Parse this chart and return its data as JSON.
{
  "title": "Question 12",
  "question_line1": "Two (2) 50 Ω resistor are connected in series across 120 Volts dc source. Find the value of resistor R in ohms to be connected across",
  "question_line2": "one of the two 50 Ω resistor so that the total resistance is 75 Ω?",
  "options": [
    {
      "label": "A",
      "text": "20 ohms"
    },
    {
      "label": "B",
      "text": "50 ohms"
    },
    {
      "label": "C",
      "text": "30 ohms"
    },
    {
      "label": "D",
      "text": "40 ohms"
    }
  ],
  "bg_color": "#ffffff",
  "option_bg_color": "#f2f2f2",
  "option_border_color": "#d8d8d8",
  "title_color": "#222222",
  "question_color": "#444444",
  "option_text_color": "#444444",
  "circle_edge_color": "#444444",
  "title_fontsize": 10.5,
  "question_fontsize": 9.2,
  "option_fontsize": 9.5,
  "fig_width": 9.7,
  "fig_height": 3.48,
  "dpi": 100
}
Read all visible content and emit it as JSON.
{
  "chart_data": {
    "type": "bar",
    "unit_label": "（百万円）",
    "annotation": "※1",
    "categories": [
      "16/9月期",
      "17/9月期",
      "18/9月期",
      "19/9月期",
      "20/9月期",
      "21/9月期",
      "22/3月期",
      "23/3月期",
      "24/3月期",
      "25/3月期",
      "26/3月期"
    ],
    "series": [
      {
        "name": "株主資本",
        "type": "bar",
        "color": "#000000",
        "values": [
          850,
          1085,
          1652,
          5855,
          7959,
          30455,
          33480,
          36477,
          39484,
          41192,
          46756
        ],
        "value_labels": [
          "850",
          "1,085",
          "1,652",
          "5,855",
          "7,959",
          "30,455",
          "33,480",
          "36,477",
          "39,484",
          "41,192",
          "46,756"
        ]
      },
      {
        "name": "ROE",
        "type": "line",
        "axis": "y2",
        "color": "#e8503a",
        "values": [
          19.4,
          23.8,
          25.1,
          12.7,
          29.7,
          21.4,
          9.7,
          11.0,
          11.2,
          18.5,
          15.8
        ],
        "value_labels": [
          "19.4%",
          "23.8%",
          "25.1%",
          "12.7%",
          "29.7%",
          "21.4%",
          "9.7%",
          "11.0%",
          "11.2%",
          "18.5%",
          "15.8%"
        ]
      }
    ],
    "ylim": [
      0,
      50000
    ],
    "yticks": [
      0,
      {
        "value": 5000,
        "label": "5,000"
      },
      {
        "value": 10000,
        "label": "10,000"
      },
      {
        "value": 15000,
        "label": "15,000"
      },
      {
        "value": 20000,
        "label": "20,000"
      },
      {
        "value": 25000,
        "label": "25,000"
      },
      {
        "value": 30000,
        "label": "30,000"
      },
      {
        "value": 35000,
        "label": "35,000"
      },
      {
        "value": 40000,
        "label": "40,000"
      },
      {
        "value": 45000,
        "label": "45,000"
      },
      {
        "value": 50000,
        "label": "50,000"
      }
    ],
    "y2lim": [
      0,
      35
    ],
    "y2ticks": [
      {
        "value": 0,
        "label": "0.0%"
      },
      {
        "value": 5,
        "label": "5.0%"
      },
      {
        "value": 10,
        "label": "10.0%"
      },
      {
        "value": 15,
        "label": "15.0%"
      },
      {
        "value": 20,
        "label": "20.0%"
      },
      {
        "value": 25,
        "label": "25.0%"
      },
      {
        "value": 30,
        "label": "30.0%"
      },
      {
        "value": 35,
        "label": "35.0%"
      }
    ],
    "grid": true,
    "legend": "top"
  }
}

========

» **PROMPT**
Restate the data above exactly, keeping each word as it stands.

» **TASK RESPONSE**
Parse this chart and return its data as JSON.
{
  "title": "Question 12",
  "question_line1": "Two (2) 50 Ω resistor are connected in series across 120 Volts dc source. Find the value of resistor R in ohms to be connected across",
  "question_line2": "one of the two 50 Ω resistor so that the total resistance is 75 Ω?",
  "options": [
    {
      "label": "A",
      "text": "20 ohms"
    },
    {
      "label": "B",
      "text": "50 ohms"
    },
    {
      "label": "C",
      "text": "30 ohms"
    },
    {
      "label": "D",
      "text": "40 ohms"
    }
  ],
  "bg_color": "#ffffff",
  "option_bg_color": "#f2f2f2",
  "option_border_color": "#d8d8d8",
  "title_color": "#222222",
  "question_color": "#444444",
  "option_text_color": "#444444",
  "circle_edge_color": "#444444",
  "title_fontsize": 10.5,
  "question_fontsize": 9.2,
  "option_fontsize": 9.5,
  "fig_width": 9.7,
  "fig_height": 3.48,
  "dpi": 100
}
Read all visible content and emit it as JSON.
{
  "chart_data": {
    "type": "bar",
    "unit_label": "（百万円）",
    "annotation": "※1",
    "categories": [
      "16/9月期",
      "17/9月期",
      "18/9月期",
      "19/9月期",
      "20/9月期",
      "21/9月期",
      "22/3月期",
      "23/3月期",
      "24/3月期",
      "25/3月期",
      "26/3月期"
    ],
    "series": [
      {
        "name": "株主資本",
        "type": "bar",
        "color": "#000000",
        "values": [
          850,
          1085,
          1652,
          5855,
          7959,
          30455,
          33480,
          36477,
          39484,
          41192,
          46756
        ],
        "value_labels": [
          "850",
          "1,085",
          "1,652",
          "5,855",
          "7,959",
          "30,455",
          "33,480",
          "36,477",
          "39,484",
          "41,192",
          "46,756"
        ]
      },
      {
        "name": "ROE",
        "type": "line",
        "axis": "y2",
        "color": "#e8503a",
        "values": [
          19.4,
          23.8,
          25.1,
          12.7,
          29.7,
          21.4,
          9.7,
          11.0,
          11.2,
          18.5,
          15.8
        ],
        "value_labels": [
          "19.4%",
          "23.8%",
          "25.1%",
          "12.7%",
          "29.7%",
          "21.4%",
          "9.7%",
          "11.0%",
          "11.2%",
          "18.5%",
          "15.8%"
        ]
      }
    ],
    "ylim": [
      0,
      50000
    ],
    "yticks": [
      0,
      {
        "value": 5000,
        "label": "5,000"
      },
      {
        "value": 10000,
        "label": "10,000"
      },
      {
        "value": 15000,
        "label": "15,000"
      },
      {
        "value": 20000,
        "label": "20,000"
      },
      {
        "value": 25000,
        "label": "25,000"
      },
      {
        "value": 30000,
        "label": "30,000"
      },
      {
        "value": 35000,
        "label": "35,000"
      },
      {
        "value": 40000,
        "label": "40,000"
      },
      {
        "value": 45000,
        "label": "45,000"
      },
      {
        "value": 50000,
        "label": "50,000"
      }
    ],
    "y2lim": [
      0,
      35
    ],
    "y2ticks": [
      {
        "value": 0,
        "label": "0.0%"
      },
      {
        "value": 5,
        "label": "5.0%"
      },
      {
        "value": 10,
        "label": "10.0%"
      },
      {
        "value": 15,
        "label": "15.0%"
      },
      {
        "value": 20,
        "label": "20.0%"
      },
      {
        "value": 25,
        "label": "25.0%"
      },
      {
        "value": 30,
        "label": "30.0%"
      },
      {
        "value": 35,
        "label": "35.0%"
      }
    ],
    "grid": true,
    "legend": "top"
  }
}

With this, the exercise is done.